Transcribe all the records exactly and omit any images they hold.

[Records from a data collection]
*****

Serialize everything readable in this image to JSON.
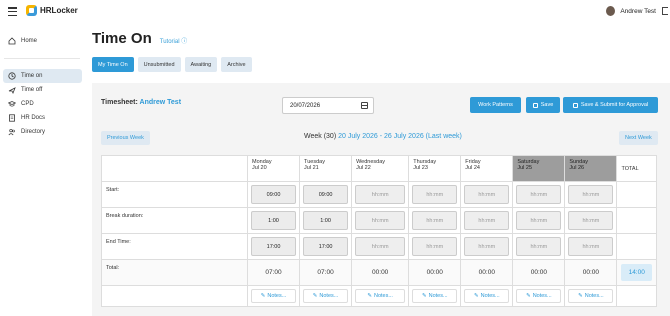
{
  "app": {
    "logo_text": "HRLocker",
    "user_name": "Andrew Test"
  },
  "sidebar": {
    "items": [
      {
        "label": "Home",
        "icon": "home-icon"
      },
      {
        "label": "Time on",
        "icon": "clock-icon",
        "active": true
      },
      {
        "label": "Time off",
        "icon": "plane-icon"
      },
      {
        "label": "CPD",
        "icon": "graduation-cap-icon"
      },
      {
        "label": "HR Docs",
        "icon": "document-icon"
      },
      {
        "label": "Directory",
        "icon": "people-icon"
      }
    ]
  },
  "page": {
    "title": "Time On",
    "tutorial": "Tutorial"
  },
  "tabs": [
    "My Time On",
    "Unsubmitted",
    "Awaiting",
    "Archive"
  ],
  "timesheet": {
    "label": "Timesheet:",
    "employee": "Andrew Test",
    "date": "20/07/2026",
    "work_patterns": "Work Patterns",
    "save": "Save",
    "save_submit": "Save & Submit for Approval",
    "previous_week": "Previous Week",
    "next_week": "Next Week",
    "week_prefix": "Week (30)",
    "week_range": "20 July 2026 - 26 July 2026 (Last week)"
  },
  "grid": {
    "days": [
      {
        "name": "Monday",
        "date": "Jul 20",
        "weekend": false,
        "start": "09:00",
        "break": "1:00",
        "end": "17:00",
        "total": "07:00"
      },
      {
        "name": "Tuesday",
        "date": "Jul 21",
        "weekend": false,
        "start": "09:00",
        "break": "1:00",
        "end": "17:00",
        "total": "07:00"
      },
      {
        "name": "Wednesday",
        "date": "Jul 22",
        "weekend": false,
        "start": "hh:mm",
        "break": "hh:mm",
        "end": "hh:mm",
        "total": "00:00"
      },
      {
        "name": "Thursday",
        "date": "Jul 23",
        "weekend": false,
        "start": "hh:mm",
        "break": "hh:mm",
        "end": "hh:mm",
        "total": "00:00"
      },
      {
        "name": "Friday",
        "date": "Jul 24",
        "weekend": false,
        "start": "hh:mm",
        "break": "hh:mm",
        "end": "hh:mm",
        "total": "00:00"
      },
      {
        "name": "Saturday",
        "date": "Jul 25",
        "weekend": true,
        "start": "hh:mm",
        "break": "hh:mm",
        "end": "hh:mm",
        "total": "00:00"
      },
      {
        "name": "Sunday",
        "date": "Jul 26",
        "weekend": true,
        "start": "hh:mm",
        "break": "hh:mm",
        "end": "hh:mm",
        "total": "00:00"
      }
    ],
    "total_header": "TOTAL",
    "row_labels": {
      "start": "Start:",
      "break": "Break duration:",
      "end": "End Time:",
      "total": "Total:"
    },
    "week_total": "14:00",
    "notes_label": "Notes..."
  }
}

*****

→ **Written answer**
Serialize everything readable in this image to JSON.
{
  "app": {
    "logo_text": "HRLocker",
    "user_name": "Andrew Test"
  },
  "sidebar": {
    "items": [
      {
        "label": "Home",
        "icon": "home-icon"
      },
      {
        "label": "Time on",
        "icon": "clock-icon",
        "active": true
      },
      {
        "label": "Time off",
        "icon": "plane-icon"
      },
      {
        "label": "CPD",
        "icon": "graduation-cap-icon"
      },
      {
        "label": "HR Docs",
        "icon": "document-icon"
      },
      {
        "label": "Directory",
        "icon": "people-icon"
      }
    ]
  },
  "page": {
    "title": "Time On",
    "tutorial": "Tutorial"
  },
  "tabs": [
    "My Time On",
    "Unsubmitted",
    "Awaiting",
    "Archive"
  ],
  "timesheet": {
    "label": "Timesheet:",
    "employee": "Andrew Test",
    "date": "20/07/2026",
    "work_patterns": "Work Patterns",
    "save": "Save",
    "save_submit": "Save & Submit for Approval",
    "previous_week": "Previous Week",
    "next_week": "Next Week",
    "week_prefix": "Week (30)",
    "week_range": "20 July 2026 - 26 July 2026 (Last week)"
  },
  "grid": {
    "days": [
      {
        "name": "Monday",
        "date": "Jul 20",
        "weekend": false,
        "start": "09:00",
        "break": "1:00",
        "end": "17:00",
        "total": "07:00"
      },
      {
        "name": "Tuesday",
        "date": "Jul 21",
        "weekend": false,
        "start": "09:00",
        "break": "1:00",
        "end": "17:00",
        "total": "07:00"
      },
      {
        "name": "Wednesday",
        "date": "Jul 22",
        "weekend": false,
        "start": "hh:mm",
        "break": "hh:mm",
        "end": "hh:mm",
        "total": "00:00"
      },
      {
        "name": "Thursday",
        "date": "Jul 23",
        "weekend": false,
        "start": "hh:mm",
        "break": "hh:mm",
        "end": "hh:mm",
        "total": "00:00"
      },
      {
        "name": "Friday",
        "date": "Jul 24",
        "weekend": false,
        "start": "hh:mm",
        "break": "hh:mm",
        "end": "hh:mm",
        "total": "00:00"
      },
      {
        "name": "Saturday",
        "date": "Jul 25",
        "weekend": true,
        "start": "hh:mm",
        "break": "hh:mm",
        "end": "hh:mm",
        "total": "00:00"
      },
      {
        "name": "Sunday",
        "date": "Jul 26",
        "weekend": true,
        "start": "hh:mm",
        "break": "hh:mm",
        "end": "hh:mm",
        "total": "00:00"
      }
    ],
    "total_header": "TOTAL",
    "row_labels": {
      "start": "Start:",
      "break": "Break duration:",
      "end": "End Time:",
      "total": "Total:"
    },
    "week_total": "14:00",
    "notes_label": "Notes..."
  }
}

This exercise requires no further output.